> _Brief_
Give a verbatim quotation of every record.

(Records that describe figures)
======
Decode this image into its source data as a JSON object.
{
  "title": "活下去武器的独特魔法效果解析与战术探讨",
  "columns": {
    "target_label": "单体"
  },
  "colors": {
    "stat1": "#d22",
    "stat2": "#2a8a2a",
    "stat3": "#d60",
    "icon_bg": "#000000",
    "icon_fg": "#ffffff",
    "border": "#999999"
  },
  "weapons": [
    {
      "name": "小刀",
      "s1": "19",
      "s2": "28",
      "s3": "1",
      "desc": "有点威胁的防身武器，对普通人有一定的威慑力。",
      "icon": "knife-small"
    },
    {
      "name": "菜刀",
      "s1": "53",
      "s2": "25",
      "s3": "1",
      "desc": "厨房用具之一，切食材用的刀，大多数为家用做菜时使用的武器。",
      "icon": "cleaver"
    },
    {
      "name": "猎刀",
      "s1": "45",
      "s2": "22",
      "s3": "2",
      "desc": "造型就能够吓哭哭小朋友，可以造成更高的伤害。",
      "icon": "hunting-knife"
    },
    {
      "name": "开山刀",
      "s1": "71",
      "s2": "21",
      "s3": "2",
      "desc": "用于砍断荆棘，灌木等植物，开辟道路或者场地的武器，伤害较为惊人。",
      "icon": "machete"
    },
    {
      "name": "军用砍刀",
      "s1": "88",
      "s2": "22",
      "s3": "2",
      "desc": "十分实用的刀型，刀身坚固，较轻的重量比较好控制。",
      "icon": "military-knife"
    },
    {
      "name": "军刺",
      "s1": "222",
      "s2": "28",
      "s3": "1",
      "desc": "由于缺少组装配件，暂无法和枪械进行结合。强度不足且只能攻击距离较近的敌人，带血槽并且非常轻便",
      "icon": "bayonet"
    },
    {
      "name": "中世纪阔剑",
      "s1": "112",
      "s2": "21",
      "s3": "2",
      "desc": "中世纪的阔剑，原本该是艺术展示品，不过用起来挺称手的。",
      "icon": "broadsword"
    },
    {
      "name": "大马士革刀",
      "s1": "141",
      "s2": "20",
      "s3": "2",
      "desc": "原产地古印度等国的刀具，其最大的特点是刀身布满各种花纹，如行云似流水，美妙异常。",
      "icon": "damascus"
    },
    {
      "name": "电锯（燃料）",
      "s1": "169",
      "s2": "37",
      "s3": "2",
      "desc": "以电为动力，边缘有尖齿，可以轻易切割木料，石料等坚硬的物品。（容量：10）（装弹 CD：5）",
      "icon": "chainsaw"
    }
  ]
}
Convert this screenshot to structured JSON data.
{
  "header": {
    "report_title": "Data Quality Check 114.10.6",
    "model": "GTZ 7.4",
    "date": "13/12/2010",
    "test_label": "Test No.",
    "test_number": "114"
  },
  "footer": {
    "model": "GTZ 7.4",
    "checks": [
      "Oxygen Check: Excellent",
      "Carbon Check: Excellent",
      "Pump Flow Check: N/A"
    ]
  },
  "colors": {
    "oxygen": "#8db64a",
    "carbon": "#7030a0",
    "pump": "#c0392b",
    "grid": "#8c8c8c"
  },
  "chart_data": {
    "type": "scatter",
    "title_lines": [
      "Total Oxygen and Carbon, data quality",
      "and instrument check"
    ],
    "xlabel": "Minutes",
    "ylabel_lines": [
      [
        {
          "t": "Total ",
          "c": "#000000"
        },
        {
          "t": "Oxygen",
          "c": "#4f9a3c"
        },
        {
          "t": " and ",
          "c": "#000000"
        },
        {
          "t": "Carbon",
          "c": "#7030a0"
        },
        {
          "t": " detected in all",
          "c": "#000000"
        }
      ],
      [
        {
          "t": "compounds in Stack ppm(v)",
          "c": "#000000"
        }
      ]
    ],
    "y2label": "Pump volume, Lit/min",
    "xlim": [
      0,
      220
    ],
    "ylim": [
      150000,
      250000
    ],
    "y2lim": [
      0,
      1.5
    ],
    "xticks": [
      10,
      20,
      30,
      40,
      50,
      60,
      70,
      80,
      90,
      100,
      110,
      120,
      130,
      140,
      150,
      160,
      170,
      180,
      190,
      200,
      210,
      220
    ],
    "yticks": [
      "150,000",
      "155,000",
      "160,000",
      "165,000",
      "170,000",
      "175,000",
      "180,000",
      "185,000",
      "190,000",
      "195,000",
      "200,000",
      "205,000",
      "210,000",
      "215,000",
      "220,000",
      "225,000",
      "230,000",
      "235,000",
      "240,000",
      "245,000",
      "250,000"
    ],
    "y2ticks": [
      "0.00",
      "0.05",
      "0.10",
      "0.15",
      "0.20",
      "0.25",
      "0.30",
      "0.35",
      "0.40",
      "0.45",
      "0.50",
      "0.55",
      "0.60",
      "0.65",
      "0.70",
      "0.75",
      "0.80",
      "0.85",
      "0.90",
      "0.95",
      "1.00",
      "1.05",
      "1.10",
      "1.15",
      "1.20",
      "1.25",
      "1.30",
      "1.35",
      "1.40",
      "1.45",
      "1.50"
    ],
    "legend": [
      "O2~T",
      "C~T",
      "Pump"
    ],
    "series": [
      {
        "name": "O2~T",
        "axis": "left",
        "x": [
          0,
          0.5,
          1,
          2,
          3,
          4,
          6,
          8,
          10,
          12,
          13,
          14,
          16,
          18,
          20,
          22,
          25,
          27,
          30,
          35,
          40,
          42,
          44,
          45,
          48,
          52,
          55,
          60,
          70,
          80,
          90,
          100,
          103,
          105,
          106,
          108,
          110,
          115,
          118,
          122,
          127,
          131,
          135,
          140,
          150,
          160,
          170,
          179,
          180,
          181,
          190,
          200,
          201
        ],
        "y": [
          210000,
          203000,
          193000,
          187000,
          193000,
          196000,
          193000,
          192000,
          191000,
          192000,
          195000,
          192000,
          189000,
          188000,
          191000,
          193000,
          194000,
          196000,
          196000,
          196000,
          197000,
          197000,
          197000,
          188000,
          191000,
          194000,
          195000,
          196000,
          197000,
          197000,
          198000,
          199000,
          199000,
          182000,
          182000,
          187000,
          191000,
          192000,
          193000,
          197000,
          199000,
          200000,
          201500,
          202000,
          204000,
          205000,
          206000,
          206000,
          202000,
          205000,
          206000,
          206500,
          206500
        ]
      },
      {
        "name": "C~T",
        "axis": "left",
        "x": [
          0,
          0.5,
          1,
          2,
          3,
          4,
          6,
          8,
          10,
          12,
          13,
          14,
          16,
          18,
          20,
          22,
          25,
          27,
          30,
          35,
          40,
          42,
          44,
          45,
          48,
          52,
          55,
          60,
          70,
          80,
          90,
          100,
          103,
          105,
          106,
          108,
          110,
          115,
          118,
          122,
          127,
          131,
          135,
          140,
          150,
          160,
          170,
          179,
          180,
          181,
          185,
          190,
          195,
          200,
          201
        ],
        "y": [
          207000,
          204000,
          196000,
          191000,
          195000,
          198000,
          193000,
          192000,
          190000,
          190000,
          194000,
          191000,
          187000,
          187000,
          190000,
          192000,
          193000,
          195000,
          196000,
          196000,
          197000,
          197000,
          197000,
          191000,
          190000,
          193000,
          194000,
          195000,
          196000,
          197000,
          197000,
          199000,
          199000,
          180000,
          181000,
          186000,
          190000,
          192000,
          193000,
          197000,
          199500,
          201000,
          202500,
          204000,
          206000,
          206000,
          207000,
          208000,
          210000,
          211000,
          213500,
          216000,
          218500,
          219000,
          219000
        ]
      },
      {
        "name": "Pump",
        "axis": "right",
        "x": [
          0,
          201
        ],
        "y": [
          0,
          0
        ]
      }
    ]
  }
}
======
> _Problem solution_
Decode this image into its source data as a JSON object.
{
  "title": "活下去武器的独特魔法效果解析与战术探讨",
  "columns": {
    "target_label": "单体"
  },
  "colors": {
    "stat1": "#d22",
    "stat2": "#2a8a2a",
    "stat3": "#d60",
    "icon_bg": "#000000",
    "icon_fg": "#ffffff",
    "border": "#999999"
  },
  "weapons": [
    {
      "name": "小刀",
      "s1": "19",
      "s2": "28",
      "s3": "1",
      "desc": "有点威胁的防身武器，对普通人有一定的威慑力。",
      "icon": "knife-small"
    },
    {
      "name": "菜刀",
      "s1": "53",
      "s2": "25",
      "s3": "1",
      "desc": "厨房用具之一，切食材用的刀，大多数为家用做菜时使用的武器。",
      "icon": "cleaver"
    },
    {
      "name": "猎刀",
      "s1": "45",
      "s2": "22",
      "s3": "2",
      "desc": "造型就能够吓哭哭小朋友，可以造成更高的伤害。",
      "icon": "hunting-knife"
    },
    {
      "name": "开山刀",
      "s1": "71",
      "s2": "21",
      "s3": "2",
      "desc": "用于砍断荆棘，灌木等植物，开辟道路或者场地的武器，伤害较为惊人。",
      "icon": "machete"
    },
    {
      "name": "军用砍刀",
      "s1": "88",
      "s2": "22",
      "s3": "2",
      "desc": "十分实用的刀型，刀身坚固，较轻的重量比较好控制。",
      "icon": "military-knife"
    },
    {
      "name": "军刺",
      "s1": "222",
      "s2": "28",
      "s3": "1",
      "desc": "由于缺少组装配件，暂无法和枪械进行结合。强度不足且只能攻击距离较近的敌人，带血槽并且非常轻便",
      "icon": "bayonet"
    },
    {
      "name": "中世纪阔剑",
      "s1": "112",
      "s2": "21",
      "s3": "2",
      "desc": "中世纪的阔剑，原本该是艺术展示品，不过用起来挺称手的。",
      "icon": "broadsword"
    },
    {
      "name": "大马士革刀",
      "s1": "141",
      "s2": "20",
      "s3": "2",
      "desc": "原产地古印度等国的刀具，其最大的特点是刀身布满各种花纹，如行云似流水，美妙异常。",
      "icon": "damascus"
    },
    {
      "name": "电锯（燃料）",
      "s1": "169",
      "s2": "37",
      "s3": "2",
      "desc": "以电为动力，边缘有尖齿，可以轻易切割木料，石料等坚硬的物品。（容量：10）（装弹 CD：5）",
      "icon": "chainsaw"
    }
  ]
}
Convert this screenshot to structured JSON data.
{
  "header": {
    "report_title": "Data Quality Check 114.10.6",
    "model": "GTZ 7.4",
    "date": "13/12/2010",
    "test_label": "Test No.",
    "test_number": "114"
  },
  "footer": {
    "model": "GTZ 7.4",
    "checks": [
      "Oxygen Check: Excellent",
      "Carbon Check: Excellent",
      "Pump Flow Check: N/A"
    ]
  },
  "colors": {
    "oxygen": "#8db64a",
    "carbon": "#7030a0",
    "pump": "#c0392b",
    "grid": "#8c8c8c"
  },
  "chart_data": {
    "type": "scatter",
    "title_lines": [
      "Total Oxygen and Carbon, data quality",
      "and instrument check"
    ],
    "xlabel": "Minutes",
    "ylabel_lines": [
      [
        {
          "t": "Total ",
          "c": "#000000"
        },
        {
          "t": "Oxygen",
          "c": "#4f9a3c"
        },
        {
          "t": " and ",
          "c": "#000000"
        },
        {
          "t": "Carbon",
          "c": "#7030a0"
        },
        {
          "t": " detected in all",
          "c": "#000000"
        }
      ],
      [
        {
          "t": "compounds in Stack ppm(v)",
          "c": "#000000"
        }
      ]
    ],
    "y2label": "Pump volume, Lit/min",
    "xlim": [
      0,
      220
    ],
    "ylim": [
      150000,
      250000
    ],
    "y2lim": [
      0,
      1.5
    ],
    "xticks": [
      10,
      20,
      30,
      40,
      50,
      60,
      70,
      80,
      90,
      100,
      110,
      120,
      130,
      140,
      150,
      160,
      170,
      180,
      190,
      200,
      210,
      220
    ],
    "yticks": [
      "150,000",
      "155,000",
      "160,000",
      "165,000",
      "170,000",
      "175,000",
      "180,000",
      "185,000",
      "190,000",
      "195,000",
      "200,000",
      "205,000",
      "210,000",
      "215,000",
      "220,000",
      "225,000",
      "230,000",
      "235,000",
      "240,000",
      "245,000",
      "250,000"
    ],
    "y2ticks": [
      "0.00",
      "0.05",
      "0.10",
      "0.15",
      "0.20",
      "0.25",
      "0.30",
      "0.35",
      "0.40",
      "0.45",
      "0.50",
      "0.55",
      "0.60",
      "0.65",
      "0.70",
      "0.75",
      "0.80",
      "0.85",
      "0.90",
      "0.95",
      "1.00",
      "1.05",
      "1.10",
      "1.15",
      "1.20",
      "1.25",
      "1.30",
      "1.35",
      "1.40",
      "1.45",
      "1.50"
    ],
    "legend": [
      "O2~T",
      "C~T",
      "Pump"
    ],
    "series": [
      {
        "name": "O2~T",
        "axis": "left",
        "x": [
          0,
          0.5,
          1,
          2,
          3,
          4,
          6,
          8,
          10,
          12,
          13,
          14,
          16,
          18,
          20,
          22,
          25,
          27,
          30,
          35,
          40,
          42,
          44,
          45,
          48,
          52,
          55,
          60,
          70,
          80,
          90,
          100,
          103,
          105,
          106,
          108,
          110,
          115,
          118,
          122,
          127,
          131,
          135,
          140,
          150,
          160,
          170,
          179,
          180,
          181,
          190,
          200,
          201
        ],
        "y": [
          210000,
          203000,
          193000,
          187000,
          193000,
          196000,
          193000,
          192000,
          191000,
          192000,
          195000,
          192000,
          189000,
          188000,
          191000,
          193000,
          194000,
          196000,
          196000,
          196000,
          197000,
          197000,
          197000,
          188000,
          191000,
          194000,
          195000,
          196000,
          197000,
          197000,
          198000,
          199000,
          199000,
          182000,
          182000,
          187000,
          191000,
          192000,
          193000,
          197000,
          199000,
          200000,
          201500,
          202000,
          204000,
          205000,
          206000,
          206000,
          202000,
          205000,
          206000,
          206500,
          206500
        ]
      },
      {
        "name": "C~T",
        "axis": "left",
        "x": [
          0,
          0.5,
          1,
          2,
          3,
          4,
          6,
          8,
          10,
          12,
          13,
          14,
          16,
          18,
          20,
          22,
          25,
          27,
          30,
          35,
          40,
          42,
          44,
          45,
          48,
          52,
          55,
          60,
          70,
          80,
          90,
          100,
          103,
          105,
          106,
          108,
          110,
          115,
          118,
          122,
          127,
          131,
          135,
          140,
          150,
          160,
          170,
          179,
          180,
          181,
          185,
          190,
          195,
          200,
          201
        ],
        "y": [
          207000,
          204000,
          196000,
          191000,
          195000,
          198000,
          193000,
          192000,
          190000,
          190000,
          194000,
          191000,
          187000,
          187000,
          190000,
          192000,
          193000,
          195000,
          196000,
          196000,
          197000,
          197000,
          197000,
          191000,
          190000,
          193000,
          194000,
          195000,
          196000,
          197000,
          197000,
          199000,
          199000,
          180000,
          181000,
          186000,
          190000,
          192000,
          193000,
          197000,
          199500,
          201000,
          202500,
          204000,
          206000,
          206000,
          207000,
          208000,
          210000,
          211000,
          213500,
          216000,
          218500,
          219000,
          219000
        ]
      },
      {
        "name": "Pump",
        "axis": "right",
        "x": [
          0,
          201
        ],
        "y": [
          0,
          0
        ]
      }
    ]
  }
}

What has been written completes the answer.